=== Set exercise ===
Extract the text of each entry below exactly, leaving every image behind.

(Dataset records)
begin

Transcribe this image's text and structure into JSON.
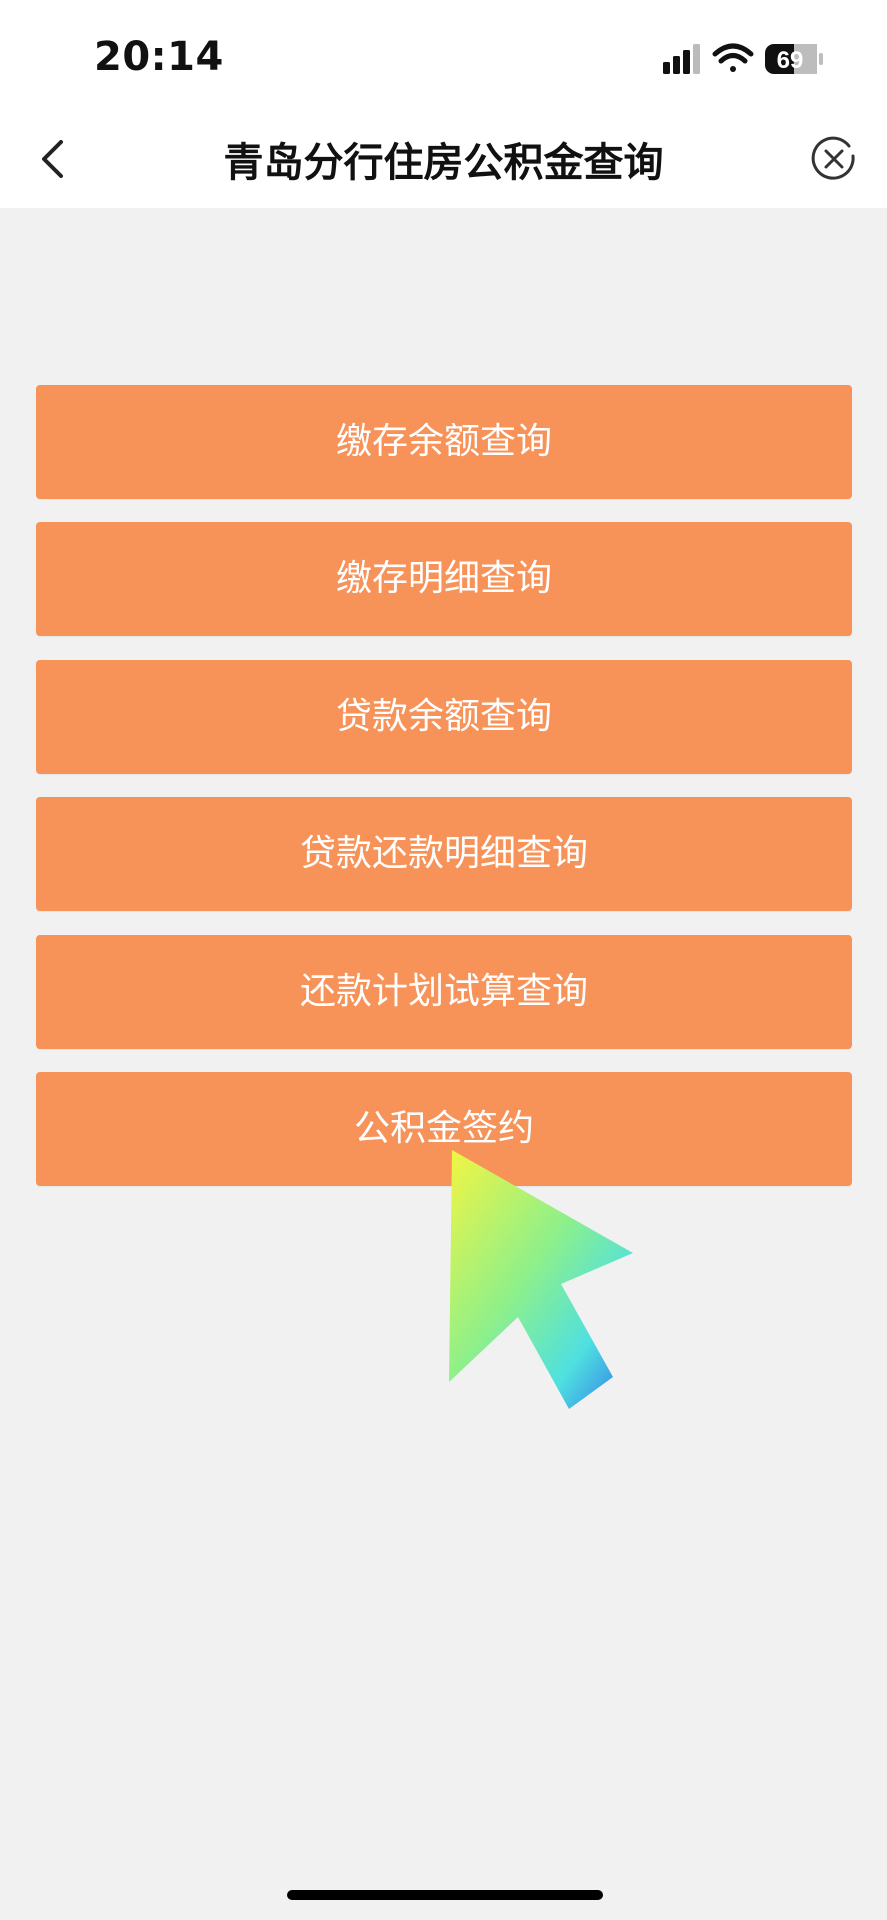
{
  "status_bar": {
    "time": "20:14",
    "battery": "69",
    "icons": [
      "signal-icon",
      "wifi-icon",
      "battery-icon"
    ]
  },
  "nav": {
    "title": "青岛分行住房公积金查询",
    "back_icon": "chevron-left-icon",
    "close_icon": "close-circle-icon"
  },
  "menu": {
    "items": [
      {
        "label": "缴存余额查询"
      },
      {
        "label": "缴存明细查询"
      },
      {
        "label": "贷款余额查询"
      },
      {
        "label": "贷款还款明细查询"
      },
      {
        "label": "还款计划试算查询"
      },
      {
        "label": "公积金签约"
      }
    ]
  },
  "colors": {
    "button_bg": "#f79258",
    "page_bg": "#f1f1f1"
  }
}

end

=== Answer to the exercise ===
Transcribe this image's text and structure into JSON.
{
  "status_bar": {
    "time": "20:14",
    "battery": "69",
    "icons": [
      "signal-icon",
      "wifi-icon",
      "battery-icon"
    ]
  },
  "nav": {
    "title": "青岛分行住房公积金查询",
    "back_icon": "chevron-left-icon",
    "close_icon": "close-circle-icon"
  },
  "menu": {
    "items": [
      {
        "label": "缴存余额查询"
      },
      {
        "label": "缴存明细查询"
      },
      {
        "label": "贷款余额查询"
      },
      {
        "label": "贷款还款明细查询"
      },
      {
        "label": "还款计划试算查询"
      },
      {
        "label": "公积金签约"
      }
    ]
  },
  "colors": {
    "button_bg": "#f79258",
    "page_bg": "#f1f1f1"
  }
}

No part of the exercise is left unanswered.